Request
Repeat the lines that follow, leaving nothing out.

Information supplied
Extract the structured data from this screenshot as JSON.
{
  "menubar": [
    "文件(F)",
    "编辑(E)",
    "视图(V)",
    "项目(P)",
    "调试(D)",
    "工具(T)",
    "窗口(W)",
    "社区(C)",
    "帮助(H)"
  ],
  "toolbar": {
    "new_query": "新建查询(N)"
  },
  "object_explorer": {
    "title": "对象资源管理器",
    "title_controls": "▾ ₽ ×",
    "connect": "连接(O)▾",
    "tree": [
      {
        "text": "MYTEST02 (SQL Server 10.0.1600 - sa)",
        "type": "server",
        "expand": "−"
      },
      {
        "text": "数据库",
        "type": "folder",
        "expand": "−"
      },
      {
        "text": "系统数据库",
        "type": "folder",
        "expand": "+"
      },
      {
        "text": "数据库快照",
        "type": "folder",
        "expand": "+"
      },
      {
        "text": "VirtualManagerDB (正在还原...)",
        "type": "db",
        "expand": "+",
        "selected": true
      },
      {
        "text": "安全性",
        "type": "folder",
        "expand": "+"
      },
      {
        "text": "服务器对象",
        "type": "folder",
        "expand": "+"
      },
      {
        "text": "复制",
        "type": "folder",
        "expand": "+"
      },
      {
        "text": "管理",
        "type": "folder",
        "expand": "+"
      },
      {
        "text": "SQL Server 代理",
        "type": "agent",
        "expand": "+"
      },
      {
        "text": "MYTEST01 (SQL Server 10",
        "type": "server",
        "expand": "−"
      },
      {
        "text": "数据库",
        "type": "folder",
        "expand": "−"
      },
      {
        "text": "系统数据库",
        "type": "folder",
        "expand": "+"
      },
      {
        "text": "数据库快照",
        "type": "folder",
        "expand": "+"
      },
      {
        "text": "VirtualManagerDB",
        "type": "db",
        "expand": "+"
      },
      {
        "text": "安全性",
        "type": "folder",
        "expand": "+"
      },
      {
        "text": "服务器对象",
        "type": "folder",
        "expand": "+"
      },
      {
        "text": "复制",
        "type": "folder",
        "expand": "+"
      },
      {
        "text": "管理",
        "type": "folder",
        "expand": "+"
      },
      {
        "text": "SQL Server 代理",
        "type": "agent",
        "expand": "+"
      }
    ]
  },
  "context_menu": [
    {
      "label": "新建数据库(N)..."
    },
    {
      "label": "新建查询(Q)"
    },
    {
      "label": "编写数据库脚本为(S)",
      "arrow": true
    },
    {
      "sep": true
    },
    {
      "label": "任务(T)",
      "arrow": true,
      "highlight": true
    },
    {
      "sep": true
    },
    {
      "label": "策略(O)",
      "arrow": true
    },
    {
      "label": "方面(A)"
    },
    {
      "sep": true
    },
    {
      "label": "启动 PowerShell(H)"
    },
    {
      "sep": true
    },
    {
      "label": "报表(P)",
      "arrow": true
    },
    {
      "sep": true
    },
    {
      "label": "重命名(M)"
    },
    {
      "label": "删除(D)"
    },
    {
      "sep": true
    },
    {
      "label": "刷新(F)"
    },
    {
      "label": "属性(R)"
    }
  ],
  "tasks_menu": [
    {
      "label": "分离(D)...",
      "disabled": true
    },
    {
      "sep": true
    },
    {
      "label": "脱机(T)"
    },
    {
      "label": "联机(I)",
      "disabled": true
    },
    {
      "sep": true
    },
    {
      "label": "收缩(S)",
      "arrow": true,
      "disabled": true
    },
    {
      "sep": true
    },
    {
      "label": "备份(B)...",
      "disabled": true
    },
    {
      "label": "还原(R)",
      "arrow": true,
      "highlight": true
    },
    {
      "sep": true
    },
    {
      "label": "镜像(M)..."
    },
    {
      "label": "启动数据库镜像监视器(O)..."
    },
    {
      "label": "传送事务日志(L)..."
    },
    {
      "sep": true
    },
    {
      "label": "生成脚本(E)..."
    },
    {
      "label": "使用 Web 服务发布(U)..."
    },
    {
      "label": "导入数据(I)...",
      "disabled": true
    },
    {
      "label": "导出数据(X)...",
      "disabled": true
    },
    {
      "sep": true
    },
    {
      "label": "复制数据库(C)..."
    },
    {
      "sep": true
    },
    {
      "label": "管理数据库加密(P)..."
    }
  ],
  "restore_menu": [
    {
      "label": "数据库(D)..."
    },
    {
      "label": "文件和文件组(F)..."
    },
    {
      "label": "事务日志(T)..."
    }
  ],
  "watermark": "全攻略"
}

Exercise solution
Extract the structured data from this screenshot as JSON.
{
  "menubar": [
    "文件(F)",
    "编辑(E)",
    "视图(V)",
    "项目(P)",
    "调试(D)",
    "工具(T)",
    "窗口(W)",
    "社区(C)",
    "帮助(H)"
  ],
  "toolbar": {
    "new_query": "新建查询(N)"
  },
  "object_explorer": {
    "title": "对象资源管理器",
    "title_controls": "▾ ₽ ×",
    "connect": "连接(O)▾",
    "tree": [
      {
        "text": "MYTEST02 (SQL Server 10.0.1600 - sa)",
        "type": "server",
        "expand": "−"
      },
      {
        "text": "数据库",
        "type": "folder",
        "expand": "−"
      },
      {
        "text": "系统数据库",
        "type": "folder",
        "expand": "+"
      },
      {
        "text": "数据库快照",
        "type": "folder",
        "expand": "+"
      },
      {
        "text": "VirtualManagerDB (正在还原...)",
        "type": "db",
        "expand": "+",
        "selected": true
      },
      {
        "text": "安全性",
        "type": "folder",
        "expand": "+"
      },
      {
        "text": "服务器对象",
        "type": "folder",
        "expand": "+"
      },
      {
        "text": "复制",
        "type": "folder",
        "expand": "+"
      },
      {
        "text": "管理",
        "type": "folder",
        "expand": "+"
      },
      {
        "text": "SQL Server 代理",
        "type": "agent",
        "expand": "+"
      },
      {
        "text": "MYTEST01 (SQL Server 10",
        "type": "server",
        "expand": "−"
      },
      {
        "text": "数据库",
        "type": "folder",
        "expand": "−"
      },
      {
        "text": "系统数据库",
        "type": "folder",
        "expand": "+"
      },
      {
        "text": "数据库快照",
        "type": "folder",
        "expand": "+"
      },
      {
        "text": "VirtualManagerDB",
        "type": "db",
        "expand": "+"
      },
      {
        "text": "安全性",
        "type": "folder",
        "expand": "+"
      },
      {
        "text": "服务器对象",
        "type": "folder",
        "expand": "+"
      },
      {
        "text": "复制",
        "type": "folder",
        "expand": "+"
      },
      {
        "text": "管理",
        "type": "folder",
        "expand": "+"
      },
      {
        "text": "SQL Server 代理",
        "type": "agent",
        "expand": "+"
      }
    ]
  },
  "context_menu": [
    {
      "label": "新建数据库(N)..."
    },
    {
      "label": "新建查询(Q)"
    },
    {
      "label": "编写数据库脚本为(S)",
      "arrow": true
    },
    {
      "sep": true
    },
    {
      "label": "任务(T)",
      "arrow": true,
      "highlight": true
    },
    {
      "sep": true
    },
    {
      "label": "策略(O)",
      "arrow": true
    },
    {
      "label": "方面(A)"
    },
    {
      "sep": true
    },
    {
      "label": "启动 PowerShell(H)"
    },
    {
      "sep": true
    },
    {
      "label": "报表(P)",
      "arrow": true
    },
    {
      "sep": true
    },
    {
      "label": "重命名(M)"
    },
    {
      "label": "删除(D)"
    },
    {
      "sep": true
    },
    {
      "label": "刷新(F)"
    },
    {
      "label": "属性(R)"
    }
  ],
  "tasks_menu": [
    {
      "label": "分离(D)...",
      "disabled": true
    },
    {
      "sep": true
    },
    {
      "label": "脱机(T)"
    },
    {
      "label": "联机(I)",
      "disabled": true
    },
    {
      "sep": true
    },
    {
      "label": "收缩(S)",
      "arrow": true,
      "disabled": true
    },
    {
      "sep": true
    },
    {
      "label": "备份(B)...",
      "disabled": true
    },
    {
      "label": "还原(R)",
      "arrow": true,
      "highlight": true
    },
    {
      "sep": true
    },
    {
      "label": "镜像(M)..."
    },
    {
      "label": "启动数据库镜像监视器(O)..."
    },
    {
      "label": "传送事务日志(L)..."
    },
    {
      "sep": true
    },
    {
      "label": "生成脚本(E)..."
    },
    {
      "label": "使用 Web 服务发布(U)..."
    },
    {
      "label": "导入数据(I)...",
      "disabled": true
    },
    {
      "label": "导出数据(X)...",
      "disabled": true
    },
    {
      "sep": true
    },
    {
      "label": "复制数据库(C)..."
    },
    {
      "sep": true
    },
    {
      "label": "管理数据库加密(P)..."
    }
  ],
  "restore_menu": [
    {
      "label": "数据库(D)..."
    },
    {
      "label": "文件和文件组(F)..."
    },
    {
      "label": "事务日志(T)..."
    }
  ],
  "watermark": "全攻略"
}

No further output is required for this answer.